● **WHAT TO PRODUCE**:
Using the listing below, copy every line that mentions "image".

══ INPUT RECORDS ══

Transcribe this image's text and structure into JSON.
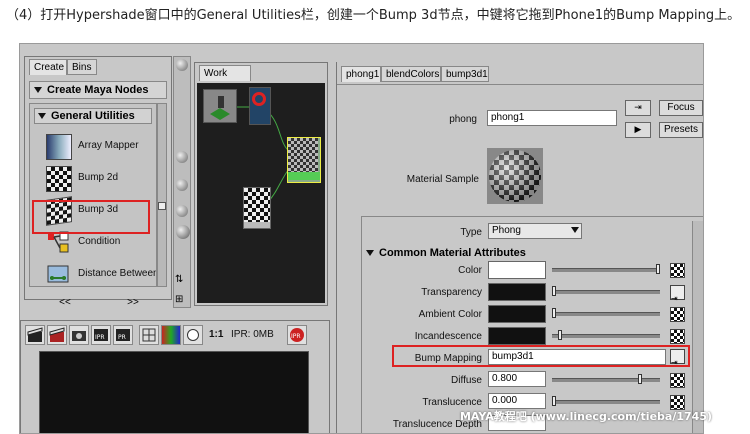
{
  "caption": "（4）打开Hypershade窗口中的General Utilities栏，创建一个Bump 3d节点，中键将它拖到Phone1的Bump Mapping上。",
  "left_panel": {
    "tabs": [
      "Create",
      "Bins"
    ],
    "create_header": "Create Maya Nodes",
    "section": "General Utilities",
    "nodes": [
      "Array Mapper",
      "Bump 2d",
      "Bump 3d",
      "Condition",
      "Distance Between"
    ],
    "scroll_left": "<<",
    "scroll_right": ">>"
  },
  "work_area": {
    "tab": "Work Area"
  },
  "attr_editor": {
    "tabs": [
      "phong1",
      "blendColors",
      "bump3d1"
    ],
    "type_label": "phong",
    "name_value": "phong1",
    "focus_button": "Focus",
    "presets_button": "Presets",
    "material_sample_label": "Material Sample",
    "type_field_label": "Type",
    "type_value": "Phong",
    "section": "Common Material Attributes",
    "rows": [
      {
        "label": "Color",
        "value": ""
      },
      {
        "label": "Transparency",
        "value": ""
      },
      {
        "label": "Ambient Color",
        "value": ""
      },
      {
        "label": "Incandescence",
        "value": ""
      },
      {
        "label": "Bump Mapping",
        "value": "bump3d1"
      },
      {
        "label": "Diffuse",
        "value": "0.800"
      },
      {
        "label": "Translucence",
        "value": "0.000"
      },
      {
        "label": "Translucence Depth",
        "value": ""
      }
    ]
  },
  "render_toolbar": {
    "ratio": "1:1",
    "ipr_label": "IPR: 0MB"
  },
  "watermark": "MAYA教程吧  (www.linecg.com/tieba/1745)",
  "colors": {
    "accent_red": "#d22222",
    "panel_bg": "#c8c8c8",
    "work_area_bg": "#1e1e1e"
  }
}
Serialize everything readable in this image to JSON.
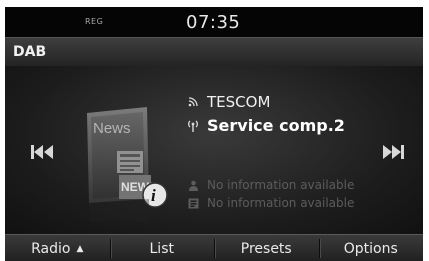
{
  "status": {
    "reg": "REG",
    "time": "07:35"
  },
  "header": {
    "title": "DAB"
  },
  "main": {
    "ensemble": "TESCOM",
    "service": "Service comp.2",
    "artist_info": "No information available",
    "title_info": "No information available",
    "artwork": {
      "label": "News",
      "label2": "NEWS",
      "badge": "i"
    }
  },
  "icons": {
    "prev": "skip-previous-icon",
    "next": "skip-next-icon",
    "ensemble": "signal-icon",
    "service": "broadcast-icon",
    "artist": "person-icon",
    "album": "album-icon"
  },
  "bottom": {
    "tabs": [
      {
        "label": "Radio",
        "arrow": "▲"
      },
      {
        "label": "List"
      },
      {
        "label": "Presets"
      },
      {
        "label": "Options"
      }
    ]
  },
  "colors": {
    "background": "#141414",
    "text": "#f0f0f0",
    "dim_text": "#5c5c5c"
  }
}
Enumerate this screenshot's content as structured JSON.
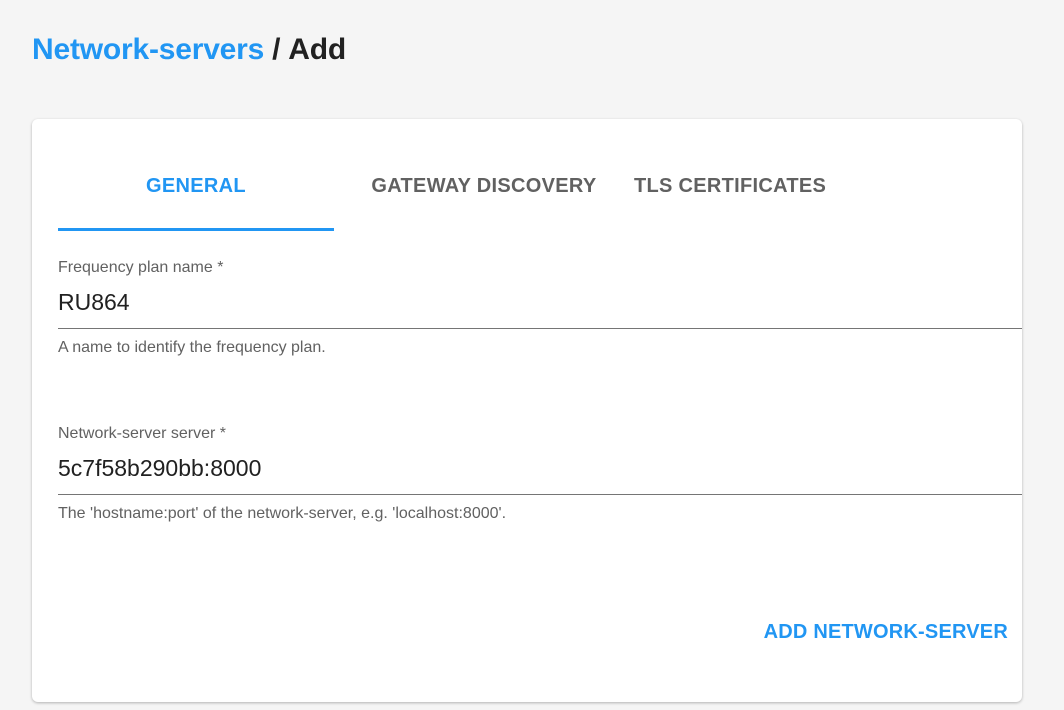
{
  "breadcrumb": {
    "parent": "Network-servers",
    "separator": "/",
    "current": "Add"
  },
  "tabs": [
    {
      "label": "GENERAL",
      "active": true
    },
    {
      "label": "GATEWAY DISCOVERY",
      "active": false
    },
    {
      "label": "TLS CERTIFICATES",
      "active": false
    }
  ],
  "form": {
    "name": {
      "label": "Frequency plan name *",
      "value": "RU864",
      "helper": "A name to identify the frequency plan."
    },
    "server": {
      "label": "Network-server server *",
      "value": "5c7f58b290bb:8000",
      "helper": "The 'hostname:port' of the network-server, e.g. 'localhost:8000'."
    },
    "submit_label": "ADD NETWORK-SERVER"
  },
  "colors": {
    "accent": "#2196f3",
    "background": "#f5f5f5",
    "card": "#ffffff",
    "text": "#212121",
    "muted": "#616161"
  }
}
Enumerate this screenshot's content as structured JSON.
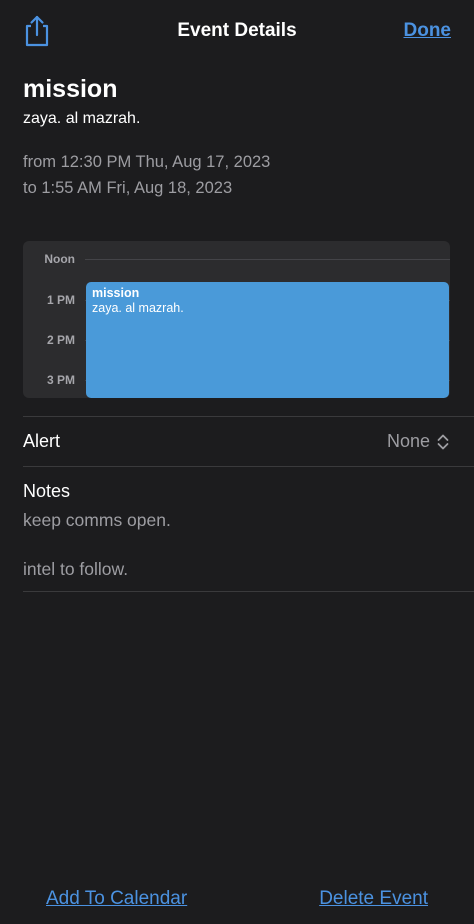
{
  "nav": {
    "title": "Event Details",
    "done_label": "Done",
    "share_icon": "share-icon"
  },
  "event": {
    "title": "mission",
    "location": "zaya. al mazrah.",
    "from": "from 12:30 PM Thu, Aug 17, 2023",
    "to": "to 1:55 AM Fri, Aug 18, 2023"
  },
  "day_preview": {
    "hours": [
      "Noon",
      "1 PM",
      "2 PM",
      "3 PM"
    ],
    "block_title": "mission",
    "block_location": "zaya. al mazrah.",
    "block_color": "#4a9ad9"
  },
  "alert": {
    "label": "Alert",
    "value": "None",
    "icon": "up-down-chevron-icon"
  },
  "notes": {
    "label": "Notes",
    "lines": [
      "keep comms open.",
      "intel to follow."
    ]
  },
  "actions": {
    "add_label": "Add To Calendar",
    "delete_label": "Delete Event"
  },
  "colors": {
    "background": "#1c1c1e",
    "accent": "#4b92e1",
    "secondary_text": "#9d9da2"
  }
}
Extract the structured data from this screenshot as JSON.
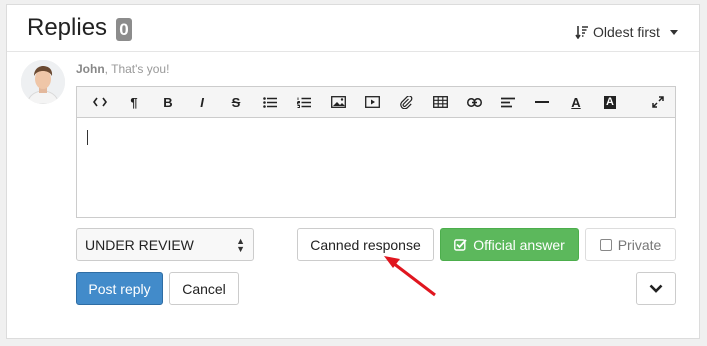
{
  "header": {
    "title": "Replies",
    "reply_count": "0",
    "sort_label": "Oldest first"
  },
  "author": {
    "name": "John",
    "note": ", That's you!"
  },
  "toolbar": {
    "items": [
      "code-view",
      "paragraph",
      "bold",
      "italic",
      "strikethrough",
      "bulleted-list",
      "numbered-list",
      "image",
      "video",
      "file-link",
      "table",
      "link",
      "align",
      "horizontal-rule",
      "font-color",
      "background-color"
    ],
    "labels": {
      "paragraph": "¶",
      "bold": "B",
      "italic": "I",
      "strike": "S",
      "font_color": "A",
      "bg_color": "A"
    }
  },
  "editor": {
    "value": ""
  },
  "status_select": {
    "value": "UNDER REVIEW"
  },
  "buttons": {
    "canned": "Canned response",
    "official": "Official answer",
    "private": "Private",
    "post": "Post reply",
    "cancel": "Cancel"
  },
  "colors": {
    "primary": "#428bca",
    "success": "#5cb85c",
    "badge": "#8c8c8c",
    "annotation_arrow": "#e0161f"
  }
}
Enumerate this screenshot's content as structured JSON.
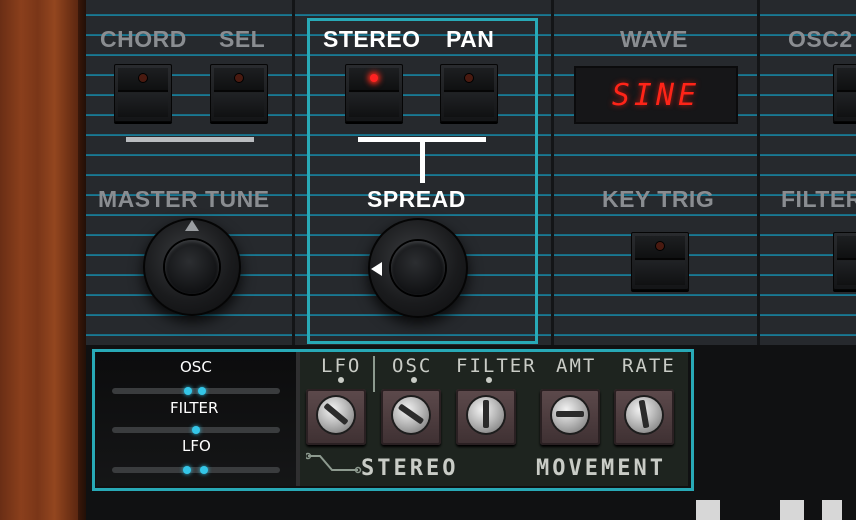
{
  "top_panel": {
    "labels": {
      "chord": "CHORD",
      "sel": "SEL",
      "stereo": "STEREO",
      "pan": "PAN",
      "wave": "WAVE",
      "osc2": "OSC2",
      "master_tune": "MASTER TUNE",
      "spread": "SPREAD",
      "key_trig": "KEY TRIG",
      "filter": "FILTER"
    },
    "wave_display": "SINE",
    "stereo_led": "on",
    "pan_led": "off"
  },
  "modulation": {
    "sliders": [
      {
        "label": "OSC"
      },
      {
        "label": "FILTER"
      },
      {
        "label": "LFO"
      }
    ],
    "column_labels": {
      "lfo": "LFO",
      "osc": "OSC",
      "filter": "FILTER",
      "amt": "AMT",
      "rate": "RATE"
    },
    "group_labels": {
      "stereo": "STEREO",
      "movement": "MOVEMENT"
    }
  },
  "colors": {
    "highlight": "#28a9b6",
    "stripe": "#1b8fae",
    "led_on": "#ff2222",
    "display_text": "#ff2418",
    "slider_dot": "#34c6e8"
  }
}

═══

● **THE ANSWER**:
Transcribe this image's text and structure into JSON.
Serialize everything readable in this image to JSON.
      "image",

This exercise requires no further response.